● **WHAT IS BEING ASKED**: Locate each line with the string "just" in the listing below and copy it.

● **PROVIDED DATA**:

* * * * * * * * *

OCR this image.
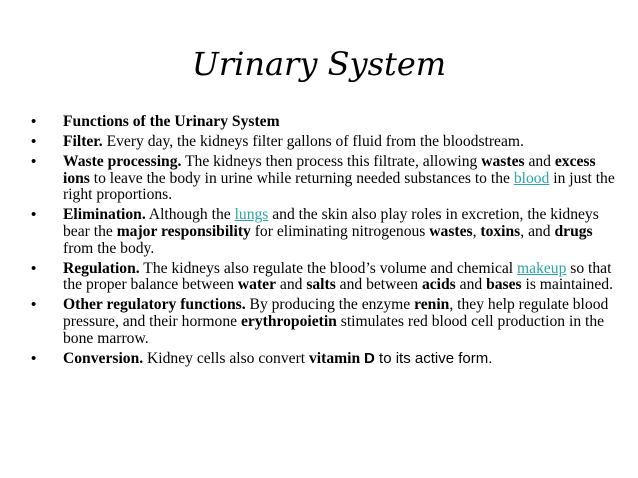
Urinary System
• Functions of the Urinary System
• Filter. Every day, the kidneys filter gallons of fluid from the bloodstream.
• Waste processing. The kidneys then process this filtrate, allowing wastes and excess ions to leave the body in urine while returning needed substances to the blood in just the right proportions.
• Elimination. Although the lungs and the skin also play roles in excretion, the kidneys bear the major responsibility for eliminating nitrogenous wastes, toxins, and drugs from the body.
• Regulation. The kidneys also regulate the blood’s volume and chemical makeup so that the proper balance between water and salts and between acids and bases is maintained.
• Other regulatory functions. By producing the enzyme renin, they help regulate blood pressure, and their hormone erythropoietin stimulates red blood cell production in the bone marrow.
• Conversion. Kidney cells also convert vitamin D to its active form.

* * * * * * * * *

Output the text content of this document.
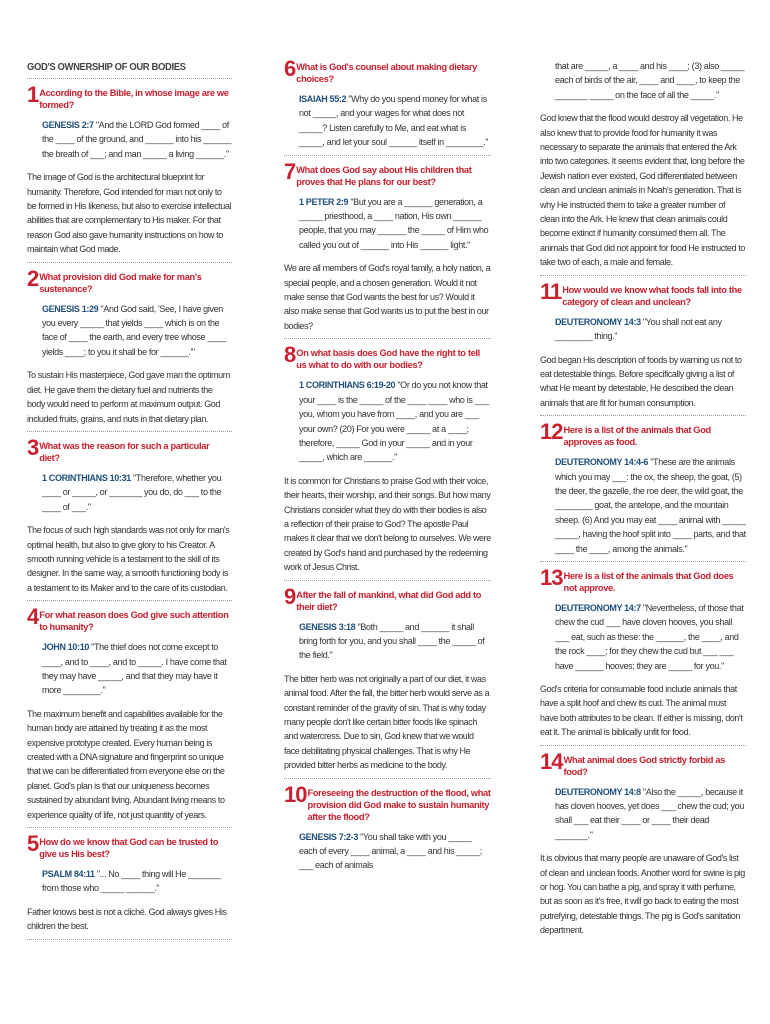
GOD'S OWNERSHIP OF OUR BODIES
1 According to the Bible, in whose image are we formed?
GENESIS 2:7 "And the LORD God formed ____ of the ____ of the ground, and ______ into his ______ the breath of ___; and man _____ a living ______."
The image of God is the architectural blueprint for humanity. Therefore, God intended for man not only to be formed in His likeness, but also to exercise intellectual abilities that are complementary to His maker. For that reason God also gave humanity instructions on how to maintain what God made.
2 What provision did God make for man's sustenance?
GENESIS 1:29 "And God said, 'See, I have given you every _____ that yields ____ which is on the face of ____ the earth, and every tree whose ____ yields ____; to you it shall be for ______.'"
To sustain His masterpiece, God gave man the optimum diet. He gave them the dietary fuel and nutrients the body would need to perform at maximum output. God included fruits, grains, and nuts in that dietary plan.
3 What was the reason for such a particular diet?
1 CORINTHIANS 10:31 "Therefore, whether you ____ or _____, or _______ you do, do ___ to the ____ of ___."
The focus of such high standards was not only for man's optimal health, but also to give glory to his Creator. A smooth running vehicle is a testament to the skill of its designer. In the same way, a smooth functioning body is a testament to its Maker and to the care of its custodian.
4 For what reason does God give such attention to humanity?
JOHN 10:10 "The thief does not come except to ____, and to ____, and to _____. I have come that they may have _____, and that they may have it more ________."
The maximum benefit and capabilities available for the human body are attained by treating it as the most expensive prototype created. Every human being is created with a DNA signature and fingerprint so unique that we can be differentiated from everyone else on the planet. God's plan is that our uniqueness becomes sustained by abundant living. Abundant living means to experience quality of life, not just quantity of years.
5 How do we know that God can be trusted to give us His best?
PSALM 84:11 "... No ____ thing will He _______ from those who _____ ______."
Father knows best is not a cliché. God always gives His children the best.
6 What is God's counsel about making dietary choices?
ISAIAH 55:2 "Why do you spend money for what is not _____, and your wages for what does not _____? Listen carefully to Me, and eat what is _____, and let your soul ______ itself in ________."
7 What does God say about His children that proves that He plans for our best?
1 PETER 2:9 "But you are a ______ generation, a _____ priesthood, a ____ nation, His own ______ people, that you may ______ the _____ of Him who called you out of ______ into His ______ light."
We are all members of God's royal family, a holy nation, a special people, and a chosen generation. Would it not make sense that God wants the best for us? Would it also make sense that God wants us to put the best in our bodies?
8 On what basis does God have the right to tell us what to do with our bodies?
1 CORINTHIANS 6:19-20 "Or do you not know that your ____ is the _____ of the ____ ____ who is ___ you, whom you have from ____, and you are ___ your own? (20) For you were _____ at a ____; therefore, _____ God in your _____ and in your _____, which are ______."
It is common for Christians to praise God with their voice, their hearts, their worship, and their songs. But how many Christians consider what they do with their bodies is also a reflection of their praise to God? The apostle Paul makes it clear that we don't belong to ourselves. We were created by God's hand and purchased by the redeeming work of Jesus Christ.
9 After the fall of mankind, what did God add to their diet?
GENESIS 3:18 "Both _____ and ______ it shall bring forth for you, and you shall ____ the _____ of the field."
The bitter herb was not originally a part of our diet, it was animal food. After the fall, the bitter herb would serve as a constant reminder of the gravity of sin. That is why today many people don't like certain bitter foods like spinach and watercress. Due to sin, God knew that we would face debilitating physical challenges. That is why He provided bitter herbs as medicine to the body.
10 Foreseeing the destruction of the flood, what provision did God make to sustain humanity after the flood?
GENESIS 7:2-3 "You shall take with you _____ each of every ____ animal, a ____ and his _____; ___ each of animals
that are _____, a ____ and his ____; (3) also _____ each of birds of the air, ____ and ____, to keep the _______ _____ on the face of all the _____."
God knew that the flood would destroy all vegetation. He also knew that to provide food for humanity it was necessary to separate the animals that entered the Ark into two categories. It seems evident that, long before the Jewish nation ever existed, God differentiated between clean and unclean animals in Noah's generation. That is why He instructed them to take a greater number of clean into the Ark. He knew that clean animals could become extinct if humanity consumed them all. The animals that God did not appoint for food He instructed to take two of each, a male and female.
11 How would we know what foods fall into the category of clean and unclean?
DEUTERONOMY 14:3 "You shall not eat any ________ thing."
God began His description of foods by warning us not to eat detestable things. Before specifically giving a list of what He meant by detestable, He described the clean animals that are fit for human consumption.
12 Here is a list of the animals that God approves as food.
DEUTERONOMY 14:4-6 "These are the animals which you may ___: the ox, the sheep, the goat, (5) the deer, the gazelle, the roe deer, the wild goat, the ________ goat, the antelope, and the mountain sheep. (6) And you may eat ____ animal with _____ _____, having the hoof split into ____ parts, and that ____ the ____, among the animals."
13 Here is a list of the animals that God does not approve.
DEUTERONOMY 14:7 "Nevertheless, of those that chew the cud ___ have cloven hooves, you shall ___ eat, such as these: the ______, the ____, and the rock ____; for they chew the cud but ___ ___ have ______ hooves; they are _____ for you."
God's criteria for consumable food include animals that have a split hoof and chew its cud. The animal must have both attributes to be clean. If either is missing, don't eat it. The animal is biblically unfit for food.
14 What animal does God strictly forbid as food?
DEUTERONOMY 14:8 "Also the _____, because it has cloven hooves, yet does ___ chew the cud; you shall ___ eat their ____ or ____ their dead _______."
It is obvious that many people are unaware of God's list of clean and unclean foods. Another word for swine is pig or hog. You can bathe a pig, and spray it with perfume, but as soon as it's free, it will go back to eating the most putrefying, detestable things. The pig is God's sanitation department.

* * * * * * * * *

● **YOUR RESPONSE**:
• Waste processing. The kidneys then process this filtrate, allowing wastes and excess ions to leave the body in urine while returning needed substances to the blood in just the right proportions.
The maximum benefit and capabilities available for the human body are attained by treating it as the most expensive prototype created. Every human being is created with a DNA signature and fingerprint so unique that we can be differentiated from everyone else on the planet. God's plan is that our uniqueness becomes sustained by abundant living. Abundant living means to experience quality of life, not just quantity of years.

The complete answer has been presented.